## begin

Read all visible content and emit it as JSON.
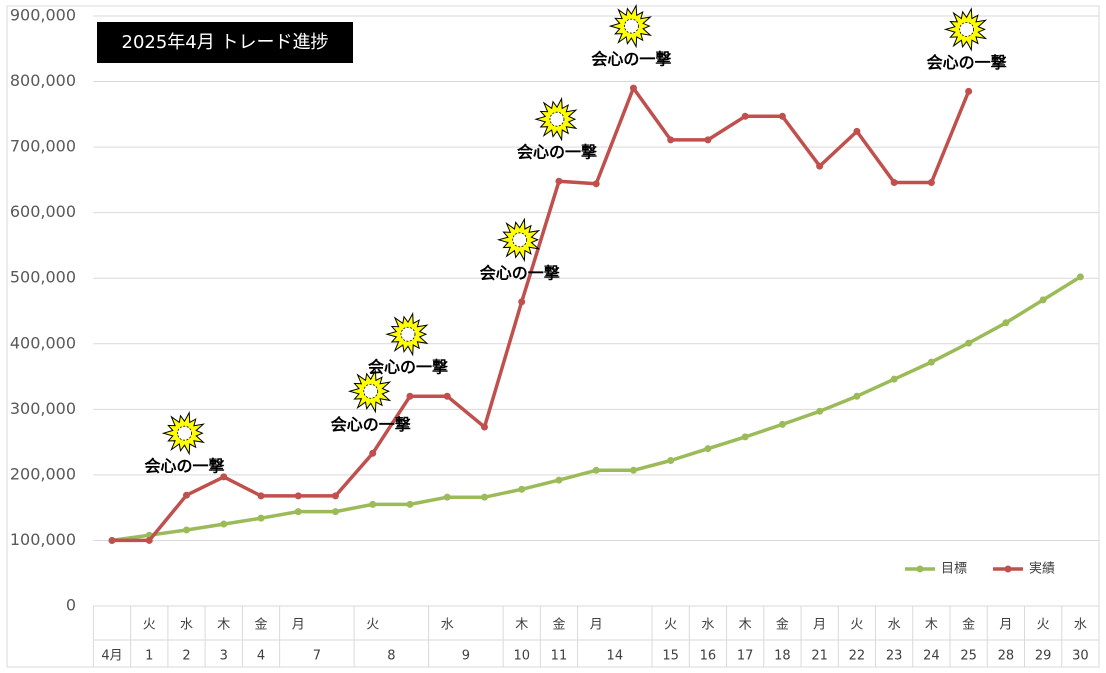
{
  "chart_data": {
    "type": "line",
    "title": "2025年4月 トレード進捗",
    "categories": [
      "4月",
      "1",
      "2",
      "3",
      "4",
      "7",
      null,
      "8",
      null,
      "9",
      null,
      "10",
      "11",
      "14",
      null,
      "15",
      "16",
      "17",
      "18",
      "21",
      "22",
      "23",
      "24",
      "25",
      "28",
      "29",
      "30"
    ],
    "weekdays": [
      null,
      "火",
      "水",
      "木",
      "金",
      "月",
      null,
      "火",
      null,
      "水",
      null,
      "木",
      "金",
      "月",
      null,
      "火",
      "水",
      "木",
      "金",
      "月",
      "火",
      "水",
      "木",
      "金",
      "月",
      "火",
      "水"
    ],
    "series": [
      {
        "name": "目標",
        "color": "#9bbb59",
        "values": [
          100000,
          108000,
          116000,
          125000,
          134000,
          144000,
          144000,
          155000,
          155000,
          166000,
          166000,
          178000,
          192000,
          207000,
          207000,
          222000,
          240000,
          258000,
          277000,
          297000,
          320000,
          346000,
          372000,
          401000,
          432000,
          467000,
          502000
        ]
      },
      {
        "name": "実績",
        "color": "#c0504d",
        "values": [
          100000,
          100000,
          169000,
          197000,
          168000,
          168000,
          168000,
          233000,
          320000,
          320000,
          273000,
          464000,
          648000,
          644000,
          790000,
          711000,
          711000,
          747000,
          747000,
          671000,
          724000,
          646000,
          646000,
          785000,
          null,
          null,
          null
        ]
      }
    ],
    "annotations": [
      {
        "text": "会心の一撃",
        "point": 2
      },
      {
        "text": "会心の一撃",
        "point": 7
      },
      {
        "text": "会心の一撃",
        "point": 8
      },
      {
        "text": "会心の一撃",
        "point": 11
      },
      {
        "text": "会心の一撃",
        "point": 12
      },
      {
        "text": "会心の一撃",
        "point": 14
      },
      {
        "text": "会心の一撃",
        "point": 23
      }
    ],
    "ylim": [
      0,
      900000
    ],
    "yticks": [
      0,
      {
        "value": 100000,
        "label": "100,000"
      },
      {
        "value": 200000,
        "label": "200,000"
      },
      {
        "value": 300000,
        "label": "300,000"
      },
      {
        "value": 400000,
        "label": "400,000"
      },
      {
        "value": 500000,
        "label": "500,000"
      },
      {
        "value": 600000,
        "label": "600,000"
      },
      {
        "value": 700000,
        "label": "700,000"
      },
      {
        "value": 800000,
        "label": "800,000"
      },
      {
        "value": 900000,
        "label": "900,000"
      }
    ],
    "grid": true,
    "legend": "bottom-right"
  }
}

## end

__THE TASK__
Lines of the material that contain the word "point" are to be gathered.

__WORKED SOLUTION__
        "point": 2
        "point": 7
        "point": 8
        "point": 11
        "point": 12
        "point": 14
        "point": 23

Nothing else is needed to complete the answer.